» INSTRUCTION
Convert each of the following entries into a JSON list of strings, with one string per line and no strings for blank lines.

» DATASET
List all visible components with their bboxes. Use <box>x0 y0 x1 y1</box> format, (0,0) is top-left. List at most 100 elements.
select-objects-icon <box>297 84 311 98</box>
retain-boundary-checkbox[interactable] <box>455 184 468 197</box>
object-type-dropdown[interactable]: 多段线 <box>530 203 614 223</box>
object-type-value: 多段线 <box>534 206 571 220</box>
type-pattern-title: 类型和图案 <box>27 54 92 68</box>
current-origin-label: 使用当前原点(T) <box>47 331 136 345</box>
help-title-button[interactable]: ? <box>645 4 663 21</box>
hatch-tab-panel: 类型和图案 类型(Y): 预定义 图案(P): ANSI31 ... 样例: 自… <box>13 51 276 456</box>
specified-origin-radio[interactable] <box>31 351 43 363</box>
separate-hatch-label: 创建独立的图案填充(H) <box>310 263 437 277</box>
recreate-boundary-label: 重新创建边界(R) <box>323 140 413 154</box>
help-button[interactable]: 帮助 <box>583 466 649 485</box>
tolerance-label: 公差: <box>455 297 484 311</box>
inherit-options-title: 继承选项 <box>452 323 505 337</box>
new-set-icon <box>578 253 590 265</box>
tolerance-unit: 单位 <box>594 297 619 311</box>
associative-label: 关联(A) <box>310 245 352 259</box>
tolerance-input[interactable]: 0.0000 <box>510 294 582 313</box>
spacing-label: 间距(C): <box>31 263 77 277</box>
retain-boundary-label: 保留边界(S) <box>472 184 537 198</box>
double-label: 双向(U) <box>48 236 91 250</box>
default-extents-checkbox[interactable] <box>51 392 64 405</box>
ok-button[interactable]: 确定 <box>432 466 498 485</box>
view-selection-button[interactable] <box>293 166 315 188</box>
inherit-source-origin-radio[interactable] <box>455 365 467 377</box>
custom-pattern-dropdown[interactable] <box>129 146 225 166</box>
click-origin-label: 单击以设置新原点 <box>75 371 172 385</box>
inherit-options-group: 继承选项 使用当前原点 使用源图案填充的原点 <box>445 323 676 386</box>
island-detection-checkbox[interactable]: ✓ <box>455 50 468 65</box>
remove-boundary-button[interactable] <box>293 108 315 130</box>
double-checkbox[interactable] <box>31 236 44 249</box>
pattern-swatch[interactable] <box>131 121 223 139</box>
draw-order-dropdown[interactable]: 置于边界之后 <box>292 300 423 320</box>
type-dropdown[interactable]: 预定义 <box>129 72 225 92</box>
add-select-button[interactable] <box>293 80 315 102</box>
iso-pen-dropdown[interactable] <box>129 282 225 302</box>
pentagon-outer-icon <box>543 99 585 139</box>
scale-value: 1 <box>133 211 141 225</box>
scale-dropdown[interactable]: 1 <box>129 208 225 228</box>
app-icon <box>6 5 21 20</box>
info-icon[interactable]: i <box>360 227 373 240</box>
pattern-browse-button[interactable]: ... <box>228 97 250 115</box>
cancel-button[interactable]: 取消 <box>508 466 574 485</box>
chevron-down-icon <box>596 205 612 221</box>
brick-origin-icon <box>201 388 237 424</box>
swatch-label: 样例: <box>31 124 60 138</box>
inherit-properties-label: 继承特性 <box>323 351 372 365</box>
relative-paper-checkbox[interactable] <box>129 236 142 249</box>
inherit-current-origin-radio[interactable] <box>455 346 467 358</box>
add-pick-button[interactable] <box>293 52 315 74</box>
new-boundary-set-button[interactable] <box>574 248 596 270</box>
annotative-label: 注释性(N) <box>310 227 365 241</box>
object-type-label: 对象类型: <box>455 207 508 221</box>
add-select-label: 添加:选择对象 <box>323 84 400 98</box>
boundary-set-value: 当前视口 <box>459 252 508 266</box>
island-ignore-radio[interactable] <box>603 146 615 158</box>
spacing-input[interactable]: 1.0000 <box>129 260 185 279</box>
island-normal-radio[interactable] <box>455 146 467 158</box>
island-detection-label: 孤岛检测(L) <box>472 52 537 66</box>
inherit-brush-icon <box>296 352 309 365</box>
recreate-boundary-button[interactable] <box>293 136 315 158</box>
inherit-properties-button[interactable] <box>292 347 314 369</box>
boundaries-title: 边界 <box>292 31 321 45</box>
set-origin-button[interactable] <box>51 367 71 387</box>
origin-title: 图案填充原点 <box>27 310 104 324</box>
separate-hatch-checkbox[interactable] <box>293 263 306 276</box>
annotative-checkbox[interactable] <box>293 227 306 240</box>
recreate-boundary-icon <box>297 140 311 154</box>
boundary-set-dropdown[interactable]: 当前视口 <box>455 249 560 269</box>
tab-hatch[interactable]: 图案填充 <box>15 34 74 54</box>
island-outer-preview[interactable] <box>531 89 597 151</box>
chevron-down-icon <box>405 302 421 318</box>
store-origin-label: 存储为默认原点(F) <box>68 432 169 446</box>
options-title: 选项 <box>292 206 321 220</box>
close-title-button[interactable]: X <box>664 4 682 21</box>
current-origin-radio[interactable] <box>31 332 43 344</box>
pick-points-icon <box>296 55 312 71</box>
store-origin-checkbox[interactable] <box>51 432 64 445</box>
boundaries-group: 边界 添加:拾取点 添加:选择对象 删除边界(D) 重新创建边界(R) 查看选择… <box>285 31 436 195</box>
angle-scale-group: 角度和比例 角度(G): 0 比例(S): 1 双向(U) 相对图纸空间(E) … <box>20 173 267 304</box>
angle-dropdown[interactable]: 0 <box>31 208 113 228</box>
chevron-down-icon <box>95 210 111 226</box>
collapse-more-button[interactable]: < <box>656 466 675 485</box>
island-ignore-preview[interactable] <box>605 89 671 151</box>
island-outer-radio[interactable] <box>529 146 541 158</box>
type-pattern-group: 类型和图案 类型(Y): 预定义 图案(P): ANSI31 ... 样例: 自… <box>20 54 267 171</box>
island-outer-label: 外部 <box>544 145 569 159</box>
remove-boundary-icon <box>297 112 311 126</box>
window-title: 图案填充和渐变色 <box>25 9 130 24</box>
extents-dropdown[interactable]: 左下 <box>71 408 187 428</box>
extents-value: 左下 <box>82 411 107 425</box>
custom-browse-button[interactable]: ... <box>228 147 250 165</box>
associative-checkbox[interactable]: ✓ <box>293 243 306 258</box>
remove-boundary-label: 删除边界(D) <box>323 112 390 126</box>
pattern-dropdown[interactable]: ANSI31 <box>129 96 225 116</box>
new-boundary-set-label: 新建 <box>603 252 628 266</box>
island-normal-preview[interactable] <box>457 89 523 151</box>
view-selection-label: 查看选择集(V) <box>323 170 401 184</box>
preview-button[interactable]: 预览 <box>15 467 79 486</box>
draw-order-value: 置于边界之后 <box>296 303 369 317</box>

» EXERCISE RESPONSE
[
  "List all visible components with their bboxes. Use <box>x0 y0 x1 y1</box> format, (0,0) is top-left. List at most 100 elements.",
  "select-objects-icon <box>297 84 311 98</box>",
  "retain-boundary-checkbox[interactable] <box>455 184 468 197</box>",
  "object-type-dropdown[interactable]: 多段线 <box>530 203 614 223</box>",
  "object-type-value: 多段线 <box>534 206 571 220</box>",
  "type-pattern-title: 类型和图案 <box>27 54 92 68</box>",
  "current-origin-label: 使用当前原点(T) <box>47 331 136 345</box>",
  "help-title-button[interactable]: ? <box>645 4 663 21</box>",
  "hatch-tab-panel: 类型和图案 类型(Y): 预定义 图案(P): ANSI31 ... 样例: 自… <box>13 51 276 456</box>",
  "specified-origin-radio[interactable] <box>31 351 43 363</box>",
  "separate-hatch-label: 创建独立的图案填充(H) <box>310 263 437 277</box>",
  "recreate-boundary-label: 重新创建边界(R) <box>323 140 413 154</box>",
  "help-button[interactable]: 帮助 <box>583 466 649 485</box>",
  "tolerance-label: 公差: <box>455 297 484 311</box>",
  "inherit-options-title: 继承选项 <box>452 323 505 337</box>",
  "new-set-icon <box>578 253 590 265</box>",
  "tolerance-unit: 单位 <box>594 297 619 311</box>",
  "associative-label: 关联(A) <box>310 245 352 259</box>",
  "tolerance-input[interactable]: 0.0000 <box>510 294 582 313</box>",
  "spacing-label: 间距(C): <box>31 263 77 277</box>",
  "retain-boundary-label: 保留边界(S) <box>472 184 537 198</box>",
  "double-label: 双向(U) <box>48 236 91 250</box>",
  "default-extents-checkbox[interactable] <box>51 392 64 405</box>",
  "ok-button[interactable]: 确定 <box>432 466 498 485</box>",
  "view-selection-button[interactable] <box>293 166 315 188</box>",
  "inherit-source-origin-radio[interactable] <box>455 365 467 377</box>",
  "custom-pattern-dropdown[interactable] <box>129 146 225 166</box>",
  "click-origin-label: 单击以设置新原点 <box>75 371 172 385</box>",
  "inherit-options-group: 继承选项 使用当前原点 使用源图案填充的原点 <box>445 323 676 386</box>",
  "island-detection-checkbox[interactable]: ✓ <box>455 50 468 65</box>",
  "remove-boundary-button[interactable] <box>293 108 315 130</box>",
  "double-checkbox[interactable] <box>31 236 44 249</box>",
  "pattern-swatch[interactable] <box>131 121 223 139</box>",
  "draw-order-dropdown[interactable]: 置于边界之后 <box>292 300 423 320</box>",
  "type-dropdown[interactable]: 预定义 <box>129 72 225 92</box>",
  "add-select-button[interactable] <box>293 80 315 102</box>",
  "iso-pen-dropdown[interactable] <box>129 282 225 302</box>",
  "pentagon-outer-icon <box>543 99 585 139</box>",
  "scale-value: 1 <box>133 211 141 225</box>",
  "scale-dropdown[interactable]: 1 <box>129 208 225 228</box>",
  "app-icon <box>6 5 21 20</box>",
  "info-icon[interactable]: i <box>360 227 373 240</box>",
  "pattern-browse-button[interactable]: ... <box>228 97 250 115</box>",
  "cancel-button[interactable]: 取消 <box>508 466 574 485</box>",
  "chevron-down-icon <box>596 205 612 221</box>",
  "brick-origin-icon <box>201 388 237 424</box>",
  "swatch-label: 样例: <box>31 124 60 138</box>",
  "inherit-properties-label: 继承特性 <box>323 351 372 365</box>",
  "relative-paper-checkbox[interactable] <box>129 236 142 249</box>",
  "inherit-current-origin-radio[interactable] <box>455 346 467 358</box>",
  "add-pick-button[interactable] <box>293 52 315 74</box>",
  "new-boundary-set-button[interactable] <box>574 248 596 270</box>",
  "annotative-label: 注释性(N) <box>310 227 365 241</box>",
  "object-type-label: 对象类型: <box>455 207 508 221</box>",
  "add-select-label: 添加:选择对象 <box>323 84 400 98</box>",
  "boundary-set-value: 当前视口 <box>459 252 508 266</box>",
  "island-ignore-radio[interactable] <box>603 146 615 158</box>",
  "spacing-input[interactable]: 1.0000 <box>129 260 185 279</box>",
  "island-normal-radio[interactable] <box>455 146 467 158</box>",
  "island-detection-label: 孤岛检测(L) <box>472 52 537 66</box>",
  "inherit-brush-icon <box>296 352 309 365</box>",
  "recreate-boundary-button[interactable] <box>293 136 315 158</box>",
  "inherit-properties-button[interactable] <box>292 347 314 369</box>",
  "boundaries-title: 边界 <box>292 31 321 45</box>",
  "set-origin-button[interactable] <box>51 367 71 387</box>",
  "origin-title: 图案填充原点 <box>27 310 104 324</box>",
  "separate-hatch-checkbox[interactable] <box>293 263 306 276</box>",
  "annotative-checkbox[interactable] <box>293 227 306 240</box>",
  "recreate-boundary-icon <box>297 140 311 154</box>",
  "boundary-set-dropdown[interactable]: 当前视口 <box>455 249 560 269</box>",
  "tab-hatch[interactable]: 图案填充 <box>15 34 74 54</box>",
  "island-outer-preview[interactable] <box>531 89 597 151</box>",
  "chevron-down-icon <box>405 302 421 318</box>",
  "store-origin-label: 存储为默认原点(F) <box>68 432 169 446</box>",
  "options-title: 选项 <box>292 206 321 220</box>",
  "close-title-button[interactable]: X <box>664 4 682 21</box>",
  "current-origin-radio[interactable] <box>31 332 43 344</box>",
  "pick-points-icon <box>296 55 312 71</box>",
  "store-origin-checkbox[interactable] <box>51 432 64 445</box>",
  "boundaries-group: 边界 添加:拾取点 添加:选择对象 删除边界(D) 重新创建边界(R) 查看选择… <box>285 31 436 195</box>",
  "angle-scale-group: 角度和比例 角度(G): 0 比例(S): 1 双向(U) 相对图纸空间(E) … <box>20 173 267 304</box>",
  "angle-dropdown[interactable]: 0 <box>31 208 113 228</box>",
  "chevron-down-icon <box>95 210 111 226</box>",
  "collapse-more-button[interactable]: < <box>656 466 675 485</box>",
  "island-ignore-preview[interactable] <box>605 89 671 151</box>",
  "island-outer-radio[interactable] <box>529 146 541 158</box>",
  "type-pattern-group: 类型和图案 类型(Y): 预定义 图案(P): ANSI31 ... 样例: 自… <box>20 54 267 171</box>",
  "island-outer-label: 外部 <box>544 145 569 159</box>",
  "remove-boundary-icon <box>297 112 311 126</box>",
  "window-title: 图案填充和渐变色 <box>25 9 130 24</box>",
  "extents-dropdown[interactable]: 左下 <box>71 408 187 428</box>",
  "extents-value: 左下 <box>82 411 107 425</box>",
  "custom-browse-button[interactable]: ... <box>228 147 250 165</box>",
  "associative-checkbox[interactable]: ✓ <box>293 243 306 258</box>",
  "remove-boundary-label: 删除边界(D) <box>323 112 390 126</box>",
  "pattern-dropdown[interactable]: ANSI31 <box>129 96 225 116</box>",
  "new-boundary-set-label: 新建 <box>603 252 628 266</box>",
  "island-normal-preview[interactable] <box>457 89 523 151</box>",
  "view-selection-label: 查看选择集(V) <box>323 170 401 184</box>",
  "preview-button[interactable]: 预览 <box>15 467 79 486</box>",
  "draw-order-value: 置于边界之后 <box>296 303 369 317</box>"
]